Career experts state that it’s better to look for a new job whilst being employed.
However it’s important to be careful; remember that when looking for a new job, you hold a professional obligation to your existing employer. An obligation to conduct the activities you were employed to do.
The benefits of job searching whilst being employed are that when you’re part of an organisation, you’re also part of a professional and employee network. A network which can work in your favour during the search. These contacts are able to notify you about positions that you might ordinarily not be aware of.
Being employed can make you appealing to organisations. Unfortunately many hiring managers assume the best talent for a role is likely to already be employed. Also, since resigning from a job and moving to a new company holds great risk, organisations assume that someone currently employed is less likely accept a role they’re not competent in doing. The risk of losing the new job within the probation period is too great a risk.
Whilst unemployed, it can be difficult to remain in the line of sight of professionals who may be able to recommend new opportunities. This can reduce your visibility for being the first person who springs to mind when a opportunity arises.
This is not to say the above is true; in fact many of our team have hired professionals who’ve not been employed at the time.
The aim of this article is to provide you with the dos and don’ts of searching for a job whilst being employed.
Don’t inform your co-workers about your job searching activities.
Whatever you do, do not divulge information of your impending departure to your colleagues. If there is one person you should inform, it is your boss, however, that depends on the relationship you have with them.
Telling your colleagues about your employment search or impending departure could make it difficult for you to maintain a pleasant professional relationship, particularly if they are eyeing your job.
Never speak negatively concerning your current employer.
This is something you should never do. It does not matter if you find yourself in a terrible situation with a boss you’d rather never work for again. It is always best to stay impartial when asked about your current working environment. Showing some class by not burning any bridges may help you in the long run.
Your psyche and conversations should be concentrated on the positive aspects of the future, rather than focusing on any negative experiences you are attempting to leave behind.
Be sure that your potential employer understands that your search for employment is something that should remain confidential. You can do this by informing them that you do not want to inform your present employer of your activities and would greatly appreciate it if the news of your interview was kept to a minimum. This is especially important if the two organisations operate in the same industry.

Set task:
Render this sentence from the text on job hunting while employed into Spanish: "Never speak negatively concerning your current employer." Rely only on the text above; bring in no outside information.

Extracted records:
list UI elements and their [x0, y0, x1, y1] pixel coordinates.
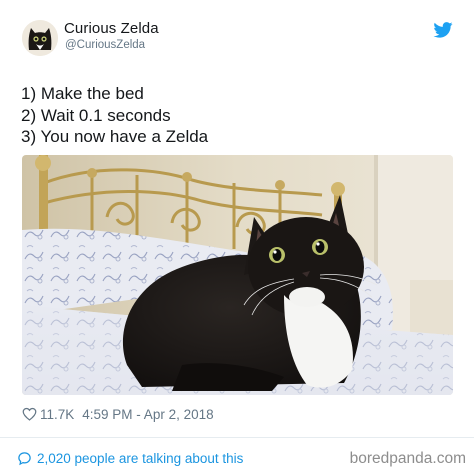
avatar[interactable] [22, 20, 58, 56]
tweet-card: Curious Zelda @CuriousZelda 1) Make the … [0, 0, 474, 474]
tweet-line-3: 3) You now have a Zelda [21, 127, 209, 146]
talking-about-text[interactable]: 2,020 people are talking about this [37, 451, 243, 466]
tweet-photo[interactable] [22, 155, 453, 395]
cat-avatar-image [22, 20, 58, 56]
speech-bubble-icon [18, 451, 31, 465]
heart-icon[interactable] [22, 407, 37, 421]
tweet-timestamp[interactable]: 4:59 PM - Apr 2, 2018 [82, 407, 213, 422]
display-name[interactable]: Curious Zelda [64, 20, 159, 37]
like-count[interactable]: 11.7K [40, 407, 74, 422]
cat-on-bed-photo [22, 155, 453, 395]
twitter-bird-icon[interactable] [433, 22, 453, 38]
talking-about-link[interactable]: 2,020 people are talking about this [17, 449, 243, 467]
tweet-line-2: 2) Wait 0.1 seconds [21, 105, 171, 125]
tweet-text: 1) Make the bed 2) Wait 0.1 seconds 3) Y… [21, 83, 208, 148]
tweet-line-1: 1) Make the bed [21, 84, 144, 103]
divider [0, 437, 474, 438]
user-handle[interactable]: @CuriousZelda [65, 39, 145, 51]
tweet-meta: 11.7K 4:59 PM - Apr 2, 2018 [22, 405, 214, 423]
watermark: boredpanda.com [349, 450, 466, 467]
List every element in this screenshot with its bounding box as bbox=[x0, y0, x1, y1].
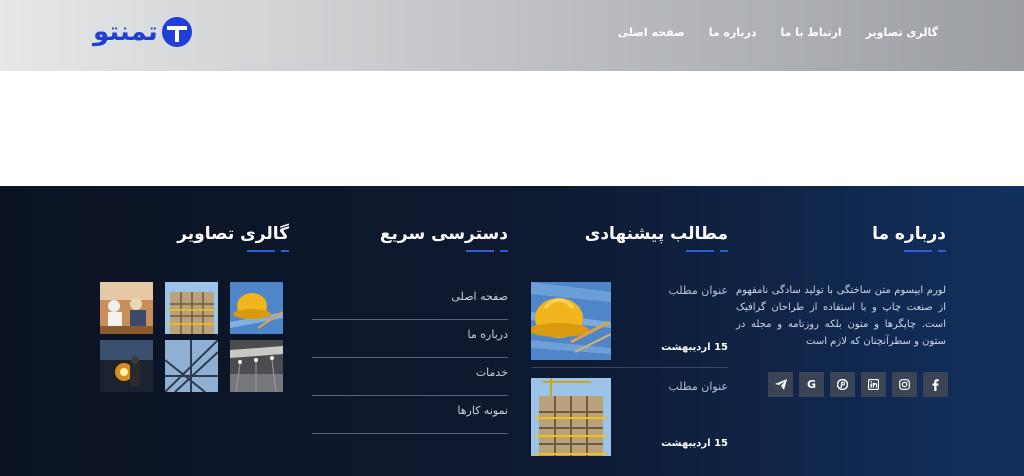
nav-home[interactable]: صفحه اصلی bbox=[618, 26, 685, 39]
gallery-image-warehouse[interactable] bbox=[230, 340, 283, 392]
posts-title-underline bbox=[686, 250, 728, 252]
pinterest-icon[interactable] bbox=[830, 372, 855, 397]
gallery-image-welding[interactable] bbox=[100, 340, 153, 392]
about-title: درباره ما bbox=[872, 224, 946, 244]
gallery-image-workers[interactable] bbox=[100, 282, 153, 334]
site-logo[interactable]: تمنتو bbox=[93, 14, 194, 50]
post-item[interactable]: عنوان مطلب 15 اردیبهشت bbox=[531, 282, 728, 364]
posts-title: مطالب پیشنهادی bbox=[584, 224, 728, 244]
facebook-icon[interactable] bbox=[923, 372, 948, 397]
gallery-image-steel-frame[interactable] bbox=[165, 340, 218, 392]
quick-link-label[interactable]: صفحه اصلی bbox=[451, 290, 508, 303]
gallery-title: گالری تصاویر bbox=[177, 224, 289, 244]
about-text: لورم ایپسوم متن ساختگی با تولید سادگی نا… bbox=[736, 285, 946, 347]
quick-link-label[interactable]: نمونه کارها bbox=[457, 404, 508, 417]
quick-link-portfolio[interactable]: نمونه کارها bbox=[312, 396, 508, 434]
main-nav: صفحه اصلی درباره ما ارتباط با ما گالری ت… bbox=[618, 26, 938, 39]
instagram-icon[interactable] bbox=[892, 372, 917, 397]
quick-access-underline bbox=[466, 250, 508, 252]
nav-about[interactable]: درباره ما bbox=[709, 26, 757, 39]
quick-link-home[interactable]: صفحه اصلی bbox=[312, 282, 508, 320]
post-title[interactable]: عنوان مطلب bbox=[668, 284, 728, 297]
linkedin-icon[interactable] bbox=[861, 372, 886, 397]
post-date: 15 اردیبهشت bbox=[661, 438, 728, 449]
quick-link-services[interactable]: خدمات bbox=[312, 358, 508, 396]
gallery-image-building[interactable] bbox=[165, 282, 218, 334]
social-links: G bbox=[768, 372, 948, 397]
quick-link-label[interactable]: خدمات bbox=[476, 366, 508, 379]
logo-text: تمنتو bbox=[93, 17, 159, 47]
site-header: تمنتو صفحه اصلی درباره ما ارتباط با ما گ… bbox=[0, 0, 1024, 71]
quick-link-label[interactable]: درباره ما bbox=[468, 328, 508, 341]
about-title-underline bbox=[904, 250, 946, 252]
gallery-image-helmet[interactable] bbox=[230, 282, 283, 334]
nav-contact[interactable]: ارتباط با ما bbox=[781, 26, 842, 39]
telegram-icon[interactable] bbox=[768, 372, 793, 397]
nav-gallery[interactable]: گالری تصاویر bbox=[866, 26, 938, 39]
post-title[interactable]: عنوان مطلب bbox=[668, 380, 728, 393]
quick-link-about[interactable]: درباره ما bbox=[312, 320, 508, 358]
gallery-title-underline bbox=[247, 250, 289, 252]
post-date: 15 اردیبهشت bbox=[661, 342, 728, 353]
quick-access-title: دسترسی سریع bbox=[379, 224, 508, 244]
posts-divider bbox=[531, 367, 728, 368]
post-thumbnail-helmet bbox=[531, 282, 611, 360]
logo-mark-icon bbox=[160, 16, 194, 48]
google-icon[interactable]: G bbox=[799, 372, 824, 397]
post-thumbnail-building bbox=[531, 378, 611, 456]
post-item[interactable]: عنوان مطلب 15 اردیبهشت bbox=[531, 378, 728, 460]
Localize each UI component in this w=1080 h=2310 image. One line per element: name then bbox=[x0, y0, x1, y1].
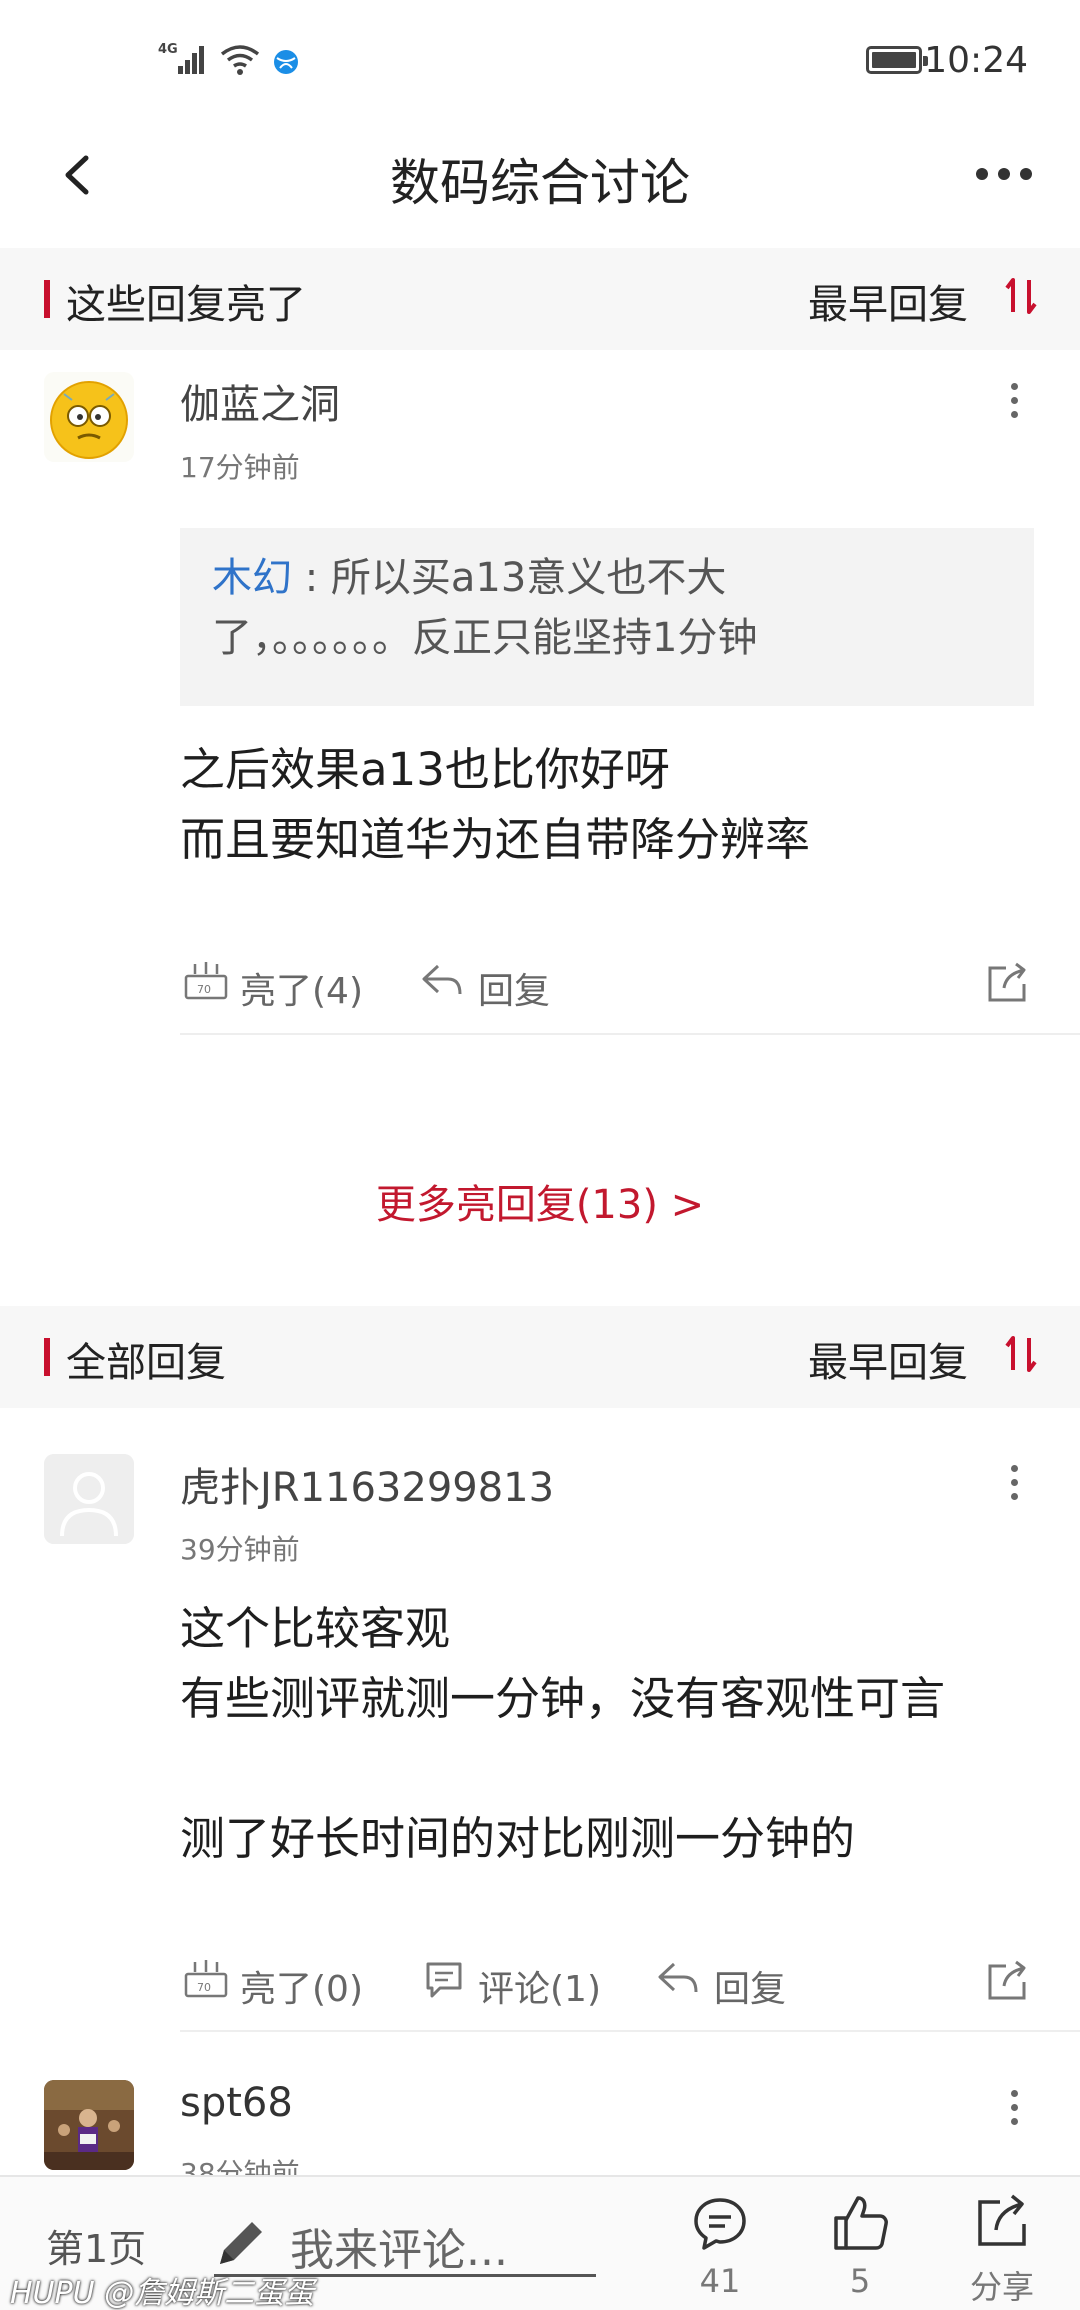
post-time: 39分钟前 bbox=[180, 1533, 300, 1566]
light-replies-header: 这些回复亮了 最早回复 bbox=[0, 248, 1080, 350]
avatar[interactable] bbox=[44, 2080, 134, 2170]
comment-count: 41 bbox=[699, 2262, 741, 2300]
pencil-icon[interactable] bbox=[214, 2216, 268, 2270]
share-icon[interactable] bbox=[974, 2192, 1030, 2250]
sort-button[interactable]: 最早回复 bbox=[808, 272, 968, 330]
post-content: 之后效果a13也比你好呀 而且要知道华为还自带降分辨率 bbox=[180, 735, 810, 875]
light-icon[interactable]: 70 bbox=[183, 1958, 229, 2000]
post-menu-icon[interactable] bbox=[1011, 1465, 1018, 1507]
page-title: 数码综合讨论 bbox=[390, 154, 690, 212]
reply-icon[interactable] bbox=[420, 960, 464, 1000]
content-line: 有些测评就测一分钟，没有客观性可言 bbox=[180, 1672, 946, 1725]
username[interactable]: 伽蓝之洞 bbox=[180, 372, 340, 430]
like-count: 5 bbox=[849, 2262, 871, 2300]
quote-text-line2: 了，。。。。。。反正只能坚持1分钟 bbox=[212, 615, 758, 661]
light-button[interactable]: 亮了(0) bbox=[240, 1960, 363, 2012]
svg-text:4G: 4G bbox=[158, 42, 178, 57]
cellular-signal-icon: 4G bbox=[158, 40, 208, 76]
more-options-icon[interactable] bbox=[976, 168, 1034, 180]
vpn-globe-icon bbox=[272, 48, 300, 76]
all-replies-label: 全部回复 bbox=[66, 1340, 226, 1386]
username[interactable]: spt68 bbox=[180, 2080, 293, 2126]
post-menu-icon[interactable] bbox=[1011, 2090, 1018, 2132]
light-button[interactable]: 亮了(4) bbox=[240, 962, 363, 1014]
post-time: 17分钟前 bbox=[180, 451, 300, 484]
sort-icon[interactable] bbox=[1004, 276, 1038, 316]
content-line: 这个比较客观 bbox=[180, 1602, 451, 1655]
page-indicator[interactable]: 第1页 bbox=[46, 2218, 146, 2273]
reply-button[interactable]: 回复 bbox=[478, 962, 550, 1014]
divider bbox=[180, 1033, 1080, 1035]
light-replies-label: 这些回复亮了 bbox=[66, 282, 306, 328]
status-time: 10:24 bbox=[924, 40, 1028, 81]
share-label[interactable]: 分享 bbox=[962, 2262, 1042, 2308]
divider bbox=[180, 2030, 1080, 2032]
reply-button[interactable]: 回复 bbox=[714, 1960, 786, 2012]
avatar[interactable] bbox=[44, 1454, 134, 1544]
like-icon[interactable] bbox=[830, 2194, 890, 2252]
comment-count-icon[interactable] bbox=[692, 2196, 748, 2252]
content-line: 之后效果a13也比你好呀 bbox=[180, 743, 670, 796]
share-icon[interactable] bbox=[984, 1958, 1030, 2002]
watermark: HUPU @詹姆斯二蛋蛋 bbox=[10, 2276, 315, 2310]
reply-icon[interactable] bbox=[656, 1958, 700, 1998]
svg-text:70: 70 bbox=[197, 1981, 211, 1994]
light-icon[interactable]: 70 bbox=[183, 960, 229, 1002]
wifi-icon bbox=[220, 44, 260, 76]
quote-text-line1: 所以买a13意义也不大 bbox=[330, 555, 727, 601]
battery-icon bbox=[866, 46, 928, 74]
avatar[interactable] bbox=[44, 372, 134, 462]
section-marker bbox=[44, 1338, 50, 1376]
svg-text:70: 70 bbox=[197, 983, 211, 996]
sort-icon[interactable] bbox=[1004, 1334, 1038, 1374]
post-menu-icon[interactable] bbox=[1011, 383, 1018, 425]
section-marker bbox=[44, 280, 50, 318]
all-replies-header: 全部回复 最早回复 bbox=[0, 1306, 1080, 1408]
quote-author[interactable]: 木幻 bbox=[212, 555, 292, 601]
share-icon[interactable] bbox=[984, 960, 1030, 1004]
post-content: 这个比较客观 有些测评就测一分钟，没有客观性可言 测了好长时间的对比刚测一分钟的 bbox=[180, 1594, 945, 1874]
username[interactable]: 虎扑JR1163299813 bbox=[180, 1455, 554, 1513]
sort-button[interactable]: 最早回复 bbox=[808, 1330, 968, 1388]
status-bar: 4G 10:24 bbox=[0, 0, 1080, 125]
comment-button[interactable]: 评论(1) bbox=[478, 1960, 601, 2012]
content-line: 测了好长时间的对比刚测一分钟的 bbox=[180, 1812, 856, 1865]
quoted-reply[interactable]: 木幻 : 所以买a13意义也不大 了，。。。。。。反正只能坚持1分钟 bbox=[180, 528, 1034, 706]
comment-icon[interactable] bbox=[424, 1960, 464, 2000]
quote-separator: : bbox=[292, 555, 331, 601]
more-light-replies-link[interactable]: 更多亮回复(13) > bbox=[0, 1172, 1080, 1230]
content-line: 而且要知道华为还自带降分辨率 bbox=[180, 813, 811, 866]
comment-input[interactable]: 我来评论... bbox=[290, 2214, 508, 2278]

Exercise output:
Nunca hable de forma negativa sobre su empleador actual.